• **Written task**: Copy each of the rows below character for character, with nothing changed or left out.

• **Extracted entries**:

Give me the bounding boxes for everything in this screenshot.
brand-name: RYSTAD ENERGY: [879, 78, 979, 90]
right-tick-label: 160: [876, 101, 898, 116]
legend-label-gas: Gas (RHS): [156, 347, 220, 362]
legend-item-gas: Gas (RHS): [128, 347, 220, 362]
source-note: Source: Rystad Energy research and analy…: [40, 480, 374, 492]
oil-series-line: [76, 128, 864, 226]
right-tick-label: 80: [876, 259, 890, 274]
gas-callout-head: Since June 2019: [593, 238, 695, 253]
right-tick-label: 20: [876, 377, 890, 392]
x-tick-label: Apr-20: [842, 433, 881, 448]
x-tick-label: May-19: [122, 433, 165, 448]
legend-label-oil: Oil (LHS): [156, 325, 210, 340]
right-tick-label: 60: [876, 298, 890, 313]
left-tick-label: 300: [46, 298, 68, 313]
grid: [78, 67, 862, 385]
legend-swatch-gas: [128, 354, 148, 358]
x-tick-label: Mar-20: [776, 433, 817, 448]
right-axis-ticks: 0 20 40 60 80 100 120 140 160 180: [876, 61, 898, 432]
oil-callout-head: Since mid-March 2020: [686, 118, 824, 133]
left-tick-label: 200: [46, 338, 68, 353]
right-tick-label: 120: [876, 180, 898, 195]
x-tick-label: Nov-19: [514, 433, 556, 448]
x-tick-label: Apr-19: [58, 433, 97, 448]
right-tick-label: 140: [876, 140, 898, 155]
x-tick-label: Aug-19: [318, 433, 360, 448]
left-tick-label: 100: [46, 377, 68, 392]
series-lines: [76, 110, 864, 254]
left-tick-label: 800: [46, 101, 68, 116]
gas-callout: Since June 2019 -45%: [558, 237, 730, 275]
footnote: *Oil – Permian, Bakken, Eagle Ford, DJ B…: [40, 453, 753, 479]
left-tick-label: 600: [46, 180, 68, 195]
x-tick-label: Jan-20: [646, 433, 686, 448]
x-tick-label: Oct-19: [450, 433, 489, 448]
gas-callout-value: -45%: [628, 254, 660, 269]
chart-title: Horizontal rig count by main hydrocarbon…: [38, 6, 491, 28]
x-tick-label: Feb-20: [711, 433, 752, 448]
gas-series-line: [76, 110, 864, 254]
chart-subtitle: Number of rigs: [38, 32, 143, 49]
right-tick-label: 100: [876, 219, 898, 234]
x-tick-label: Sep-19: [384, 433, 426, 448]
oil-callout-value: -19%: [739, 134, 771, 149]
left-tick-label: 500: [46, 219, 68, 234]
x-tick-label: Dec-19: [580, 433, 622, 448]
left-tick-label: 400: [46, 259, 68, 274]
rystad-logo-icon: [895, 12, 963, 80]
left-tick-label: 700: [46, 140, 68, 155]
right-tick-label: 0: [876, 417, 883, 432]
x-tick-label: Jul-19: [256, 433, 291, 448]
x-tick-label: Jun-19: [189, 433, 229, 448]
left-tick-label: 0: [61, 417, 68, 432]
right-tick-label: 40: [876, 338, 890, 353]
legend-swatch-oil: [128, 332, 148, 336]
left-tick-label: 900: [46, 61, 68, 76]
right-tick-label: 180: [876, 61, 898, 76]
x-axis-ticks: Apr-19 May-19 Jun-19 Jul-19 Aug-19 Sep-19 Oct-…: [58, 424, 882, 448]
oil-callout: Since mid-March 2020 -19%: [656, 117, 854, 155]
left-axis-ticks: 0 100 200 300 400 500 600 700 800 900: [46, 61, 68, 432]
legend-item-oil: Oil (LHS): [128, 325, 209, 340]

• **Output**:
Give me the bounding boxes for everything in this screenshot.
brand-name: RYSTAD ENERGY: [879, 78, 979, 90]
right-tick-label: 160: [876, 101, 898, 116]
legend-label-gas: Gas (RHS): [156, 347, 220, 362]
legend-item-gas: Gas (RHS): [128, 347, 220, 362]
source-note: Source: Rystad Energy research and analy…: [40, 480, 374, 492]
oil-series-line: [76, 128, 864, 226]
right-tick-label: 80: [876, 259, 890, 274]
gas-callout-head: Since June 2019: [593, 238, 695, 253]
right-tick-label: 20: [876, 377, 890, 392]
x-tick-label: Apr-20: [842, 433, 881, 448]
x-tick-label: May-19: [122, 433, 165, 448]
legend-label-oil: Oil (LHS): [156, 325, 210, 340]
right-tick-label: 60: [876, 298, 890, 313]
left-tick-label: 300: [46, 298, 68, 313]
grid: [78, 67, 862, 385]
legend-swatch-gas: [128, 354, 148, 358]
x-tick-label: Mar-20: [776, 433, 817, 448]
right-axis-ticks: 0 20 40 60 80 100 120 140 160 180: [876, 61, 898, 432]
oil-callout-head: Since mid-March 2020: [686, 118, 824, 133]
left-tick-label: 200: [46, 338, 68, 353]
right-tick-label: 120: [876, 180, 898, 195]
x-tick-label: Nov-19: [514, 433, 556, 448]
x-tick-label: Apr-19: [58, 433, 97, 448]
right-tick-label: 140: [876, 140, 898, 155]
x-tick-label: Aug-19: [318, 433, 360, 448]
left-tick-label: 100: [46, 377, 68, 392]
series-lines: [76, 110, 864, 254]
left-tick-label: 800: [46, 101, 68, 116]
gas-callout: Since June 2019 -45%: [558, 237, 730, 275]
footnote: *Oil – Permian, Bakken, Eagle Ford, DJ B…: [40, 453, 753, 479]
left-tick-label: 600: [46, 180, 68, 195]
x-tick-label: Jan-20: [646, 433, 686, 448]
x-tick-label: Oct-19: [450, 433, 489, 448]
gas-callout-value: -45%: [628, 254, 660, 269]
chart-title: Horizontal rig count by main hydrocarbon…: [38, 6, 491, 28]
x-tick-label: Feb-20: [711, 433, 752, 448]
gas-series-line: [76, 110, 864, 254]
chart-subtitle: Number of rigs: [38, 32, 143, 49]
right-tick-label: 100: [876, 219, 898, 234]
x-tick-label: Sep-19: [384, 433, 426, 448]
oil-callout-value: -19%: [739, 134, 771, 149]
left-tick-label: 500: [46, 219, 68, 234]
x-tick-label: Dec-19: [580, 433, 622, 448]
left-tick-label: 400: [46, 259, 68, 274]
rystad-logo-icon: [895, 12, 963, 80]
left-tick-label: 700: [46, 140, 68, 155]
right-tick-label: 0: [876, 417, 883, 432]
x-tick-label: Jul-19: [256, 433, 291, 448]
x-tick-label: Jun-19: [189, 433, 229, 448]
left-tick-label: 0: [61, 417, 68, 432]
right-tick-label: 40: [876, 338, 890, 353]
legend-swatch-oil: [128, 332, 148, 336]
left-tick-label: 900: [46, 61, 68, 76]
right-tick-label: 180: [876, 61, 898, 76]
x-axis-ticks: Apr-19 May-19 Jun-19 Jul-19 Aug-19 Sep-19 Oct-…: [58, 424, 882, 448]
oil-callout: Since mid-March 2020 -19%: [656, 117, 854, 155]
left-axis-ticks: 0 100 200 300 400 500 600 700 800 900: [46, 61, 68, 432]
legend-item-oil: Oil (LHS): [128, 325, 209, 340]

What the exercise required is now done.